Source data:
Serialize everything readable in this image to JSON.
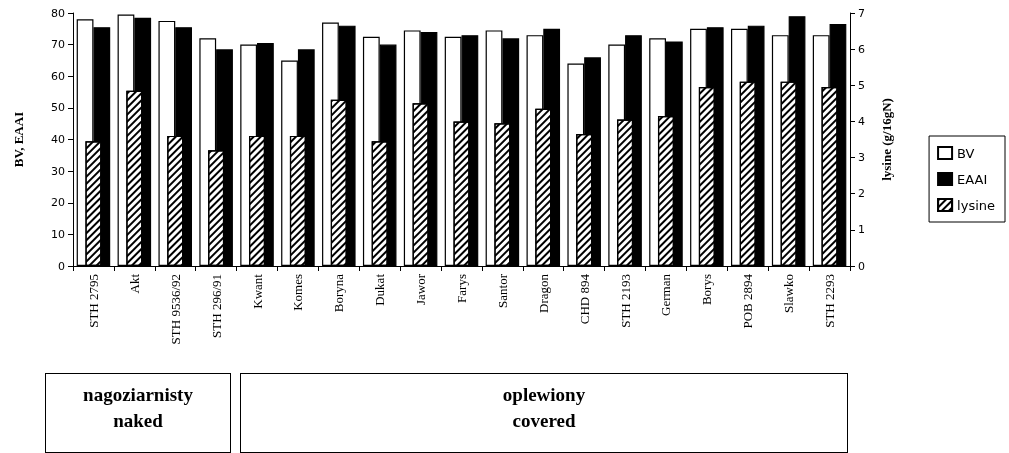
{
  "chart_data": {
    "type": "bar",
    "categories": [
      "STH 2795",
      "Akt",
      "STH 9536/92",
      "STH 296/91",
      "Kwant",
      "Komes",
      "Boryna",
      "Dukat",
      "Jawor",
      "Farys",
      "Santor",
      "Dragon",
      "CHD 894",
      "STH 2193",
      "German",
      "Borys",
      "POB 2894",
      "Slawko",
      "STH 2293"
    ],
    "series": [
      {
        "name": "BV",
        "color": "#ffffff",
        "values": [
          78,
          79.5,
          77.5,
          72,
          70,
          65,
          77,
          72.5,
          74.5,
          72.5,
          74.5,
          73,
          64,
          70,
          72,
          75,
          75,
          73,
          73
        ]
      },
      {
        "name": "EAAI",
        "color": "#000000",
        "values": [
          75.5,
          78.5,
          75.5,
          68.5,
          70.5,
          68.5,
          76,
          70,
          74,
          73,
          72,
          75,
          66,
          73,
          71,
          75.5,
          76,
          79,
          76.5
        ]
      },
      {
        "name": "lysine",
        "color": "#ffffff",
        "type": "bar",
        "axis": "y2",
        "values": [
          3.45,
          4.85,
          3.6,
          3.2,
          3.6,
          3.6,
          4.6,
          3.45,
          4.5,
          4,
          3.95,
          4.35,
          3.65,
          4.05,
          4.15,
          4.95,
          5.1,
          5.1,
          4.95
        ]
      }
    ],
    "ylabel": "BV, EAAI",
    "y2label": "lysine (g/16gN)",
    "ylim": [
      0,
      80
    ],
    "yticks": [
      0,
      10,
      20,
      30,
      40,
      50,
      60,
      70,
      80
    ],
    "y2lim": [
      0,
      7
    ],
    "y2ticks": [
      0,
      1,
      2,
      3,
      4,
      5,
      6,
      7
    ],
    "legend": "right",
    "grid": false,
    "annotations": [
      "nagoziarnisty\nnaked",
      "oplewiony\ncovered"
    ]
  }
}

> Request: Your copy should hold every record word for word and none of the pictures.

> Response:
Serialize everything readable in this image to JSON.
{
  "chart_data": {
    "type": "bar",
    "categories": [
      "STH 2795",
      "Akt",
      "STH 9536/92",
      "STH 296/91",
      "Kwant",
      "Komes",
      "Boryna",
      "Dukat",
      "Jawor",
      "Farys",
      "Santor",
      "Dragon",
      "CHD 894",
      "STH 2193",
      "German",
      "Borys",
      "POB 2894",
      "Slawko",
      "STH 2293"
    ],
    "series": [
      {
        "name": "BV",
        "color": "#ffffff",
        "values": [
          78,
          79.5,
          77.5,
          72,
          70,
          65,
          77,
          72.5,
          74.5,
          72.5,
          74.5,
          73,
          64,
          70,
          72,
          75,
          75,
          73,
          73
        ]
      },
      {
        "name": "EAAI",
        "color": "#000000",
        "values": [
          75.5,
          78.5,
          75.5,
          68.5,
          70.5,
          68.5,
          76,
          70,
          74,
          73,
          72,
          75,
          66,
          73,
          71,
          75.5,
          76,
          79,
          76.5
        ]
      },
      {
        "name": "lysine",
        "color": "#ffffff",
        "type": "bar",
        "axis": "y2",
        "values": [
          3.45,
          4.85,
          3.6,
          3.2,
          3.6,
          3.6,
          4.6,
          3.45,
          4.5,
          4,
          3.95,
          4.35,
          3.65,
          4.05,
          4.15,
          4.95,
          5.1,
          5.1,
          4.95
        ]
      }
    ],
    "ylabel": "BV, EAAI",
    "y2label": "lysine (g/16gN)",
    "ylim": [
      0,
      80
    ],
    "yticks": [
      0,
      10,
      20,
      30,
      40,
      50,
      60,
      70,
      80
    ],
    "y2lim": [
      0,
      7
    ],
    "y2ticks": [
      0,
      1,
      2,
      3,
      4,
      5,
      6,
      7
    ],
    "legend": "right",
    "grid": false,
    "annotations": [
      "nagoziarnisty\nnaked",
      "oplewiony\ncovered"
    ]
  }
}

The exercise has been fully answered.